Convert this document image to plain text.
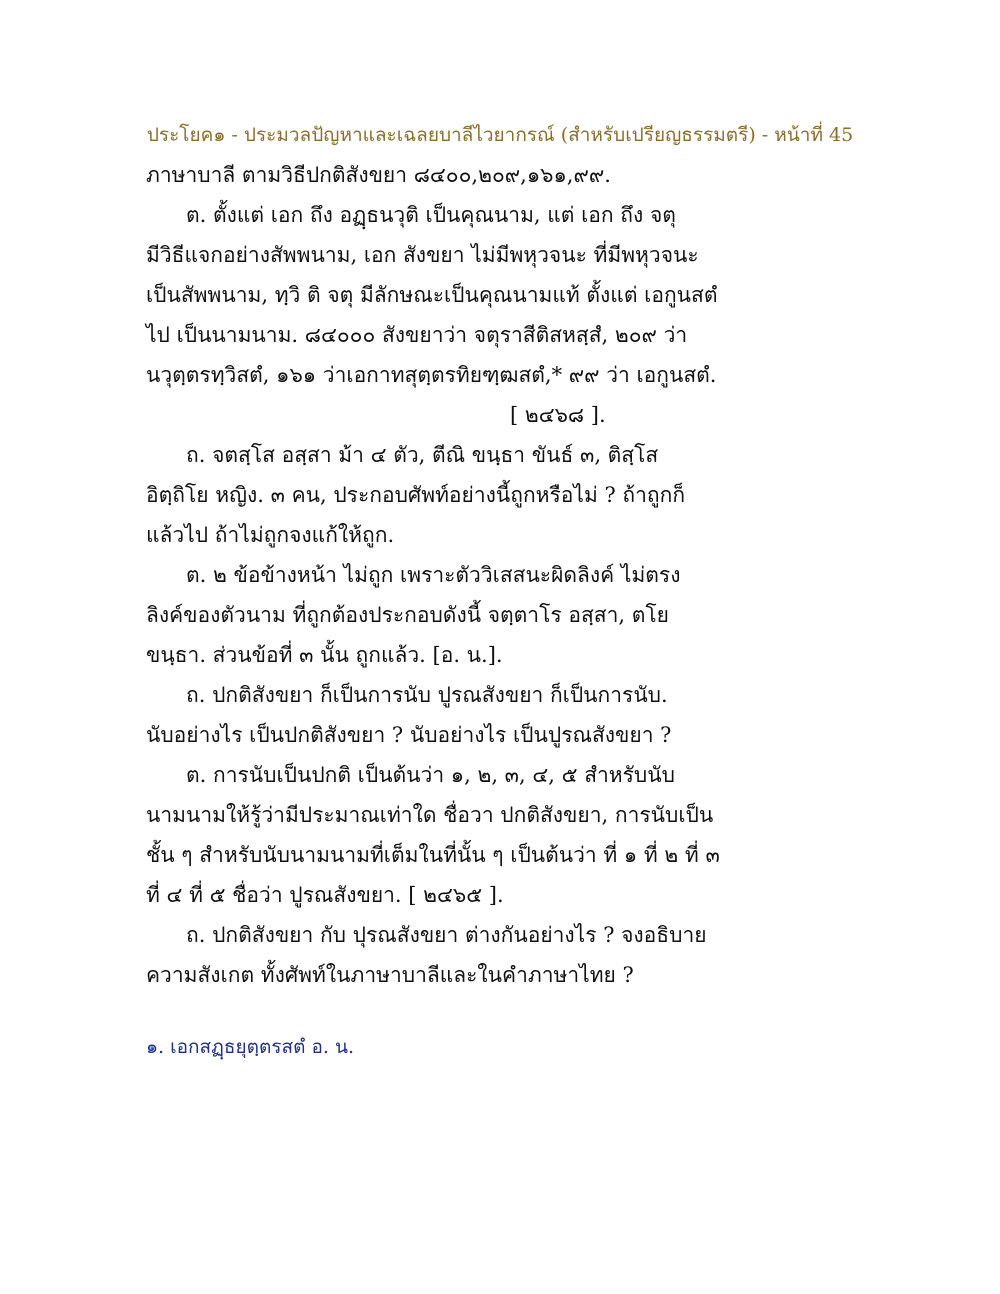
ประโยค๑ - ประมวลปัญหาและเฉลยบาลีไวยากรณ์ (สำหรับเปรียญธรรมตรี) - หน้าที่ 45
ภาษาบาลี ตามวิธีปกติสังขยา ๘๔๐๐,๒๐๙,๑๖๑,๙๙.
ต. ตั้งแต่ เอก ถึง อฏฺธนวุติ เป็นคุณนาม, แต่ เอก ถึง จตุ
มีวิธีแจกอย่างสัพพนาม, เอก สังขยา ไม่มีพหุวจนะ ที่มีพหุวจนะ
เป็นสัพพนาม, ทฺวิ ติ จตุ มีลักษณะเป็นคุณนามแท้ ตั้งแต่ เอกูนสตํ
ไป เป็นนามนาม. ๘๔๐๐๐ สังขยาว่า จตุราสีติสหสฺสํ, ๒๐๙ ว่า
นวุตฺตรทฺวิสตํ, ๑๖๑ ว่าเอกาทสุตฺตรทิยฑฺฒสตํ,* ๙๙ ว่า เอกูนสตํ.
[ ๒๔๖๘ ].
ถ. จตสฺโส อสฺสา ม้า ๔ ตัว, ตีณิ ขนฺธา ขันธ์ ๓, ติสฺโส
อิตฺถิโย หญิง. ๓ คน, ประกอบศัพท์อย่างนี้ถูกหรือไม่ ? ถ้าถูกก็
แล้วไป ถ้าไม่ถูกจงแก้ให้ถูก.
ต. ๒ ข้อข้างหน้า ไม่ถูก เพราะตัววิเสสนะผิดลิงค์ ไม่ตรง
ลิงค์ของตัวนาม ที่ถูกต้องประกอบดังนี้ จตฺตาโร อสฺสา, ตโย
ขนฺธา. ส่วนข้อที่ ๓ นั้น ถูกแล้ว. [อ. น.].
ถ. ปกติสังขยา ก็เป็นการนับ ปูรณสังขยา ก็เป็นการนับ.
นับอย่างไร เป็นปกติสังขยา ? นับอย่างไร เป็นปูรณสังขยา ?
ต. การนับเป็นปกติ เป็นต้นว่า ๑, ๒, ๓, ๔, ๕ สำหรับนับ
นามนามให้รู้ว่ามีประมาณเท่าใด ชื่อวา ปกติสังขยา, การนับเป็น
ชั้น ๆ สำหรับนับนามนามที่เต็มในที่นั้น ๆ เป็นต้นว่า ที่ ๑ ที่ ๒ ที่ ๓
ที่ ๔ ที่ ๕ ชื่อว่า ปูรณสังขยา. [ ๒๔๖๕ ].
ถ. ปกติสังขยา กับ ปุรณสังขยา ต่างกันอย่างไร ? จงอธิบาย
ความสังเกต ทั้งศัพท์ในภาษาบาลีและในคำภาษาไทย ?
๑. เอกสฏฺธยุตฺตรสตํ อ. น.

◇ ◇ ◇ ◇

Written exercise:
Reproduce every record above exactly, omitting the pictures.

Answer to this task:
Convert this document image to plain text.
ประโยค๑ - ประมวลปัญหาและเฉลยบาลีไวยากรณ์ (สำหรับเปรียญธรรมตรี) - หน้าที่ 45
ภาษาบาลี ตามวิธีปกติสังขยา ๘๔๐๐,๒๐๙,๑๖๑,๙๙.
ต. ตั้งแต่ เอก ถึง อฏฺธนวุติ เป็นคุณนาม, แต่ เอก ถึง จตุ
มีวิธีแจกอย่างสัพพนาม, เอก สังขยา ไม่มีพหุวจนะ ที่มีพหุวจนะ
เป็นสัพพนาม, ทฺวิ ติ จตุ มีลักษณะเป็นคุณนามแท้ ตั้งแต่ เอกูนสตํ
ไป เป็นนามนาม. ๘๔๐๐๐ สังขยาว่า จตุราสีติสหสฺสํ, ๒๐๙ ว่า
นวุตฺตรทฺวิสตํ, ๑๖๑ ว่าเอกาทสุตฺตรทิยฑฺฒสตํ,* ๙๙ ว่า เอกูนสตํ.
[ ๒๔๖๘ ].
ถ. จตสฺโส อสฺสา ม้า ๔ ตัว, ตีณิ ขนฺธา ขันธ์ ๓, ติสฺโส
อิตฺถิโย หญิง. ๓ คน, ประกอบศัพท์อย่างนี้ถูกหรือไม่ ? ถ้าถูกก็
แล้วไป ถ้าไม่ถูกจงแก้ให้ถูก.
ต. ๒ ข้อข้างหน้า ไม่ถูก เพราะตัววิเสสนะผิดลิงค์ ไม่ตรง
ลิงค์ของตัวนาม ที่ถูกต้องประกอบดังนี้ จตฺตาโร อสฺสา, ตโย
ขนฺธา. ส่วนข้อที่ ๓ นั้น ถูกแล้ว. [อ. น.].
ถ. ปกติสังขยา ก็เป็นการนับ ปูรณสังขยา ก็เป็นการนับ.
นับอย่างไร เป็นปกติสังขยา ? นับอย่างไร เป็นปูรณสังขยา ?
ต. การนับเป็นปกติ เป็นต้นว่า ๑, ๒, ๓, ๔, ๕ สำหรับนับ
นามนามให้รู้ว่ามีประมาณเท่าใด ชื่อวา ปกติสังขยา, การนับเป็น
ชั้น ๆ สำหรับนับนามนามที่เต็มในที่นั้น ๆ เป็นต้นว่า ที่ ๑ ที่ ๒ ที่ ๓
ที่ ๔ ที่ ๕ ชื่อว่า ปูรณสังขยา. [ ๒๔๖๕ ].
ถ. ปกติสังขยา กับ ปุรณสังขยา ต่างกันอย่างไร ? จงอธิบาย
ความสังเกต ทั้งศัพท์ในภาษาบาลีและในคำภาษาไทย ?
๑. เอกสฏฺธยุตฺตรสตํ อ. น.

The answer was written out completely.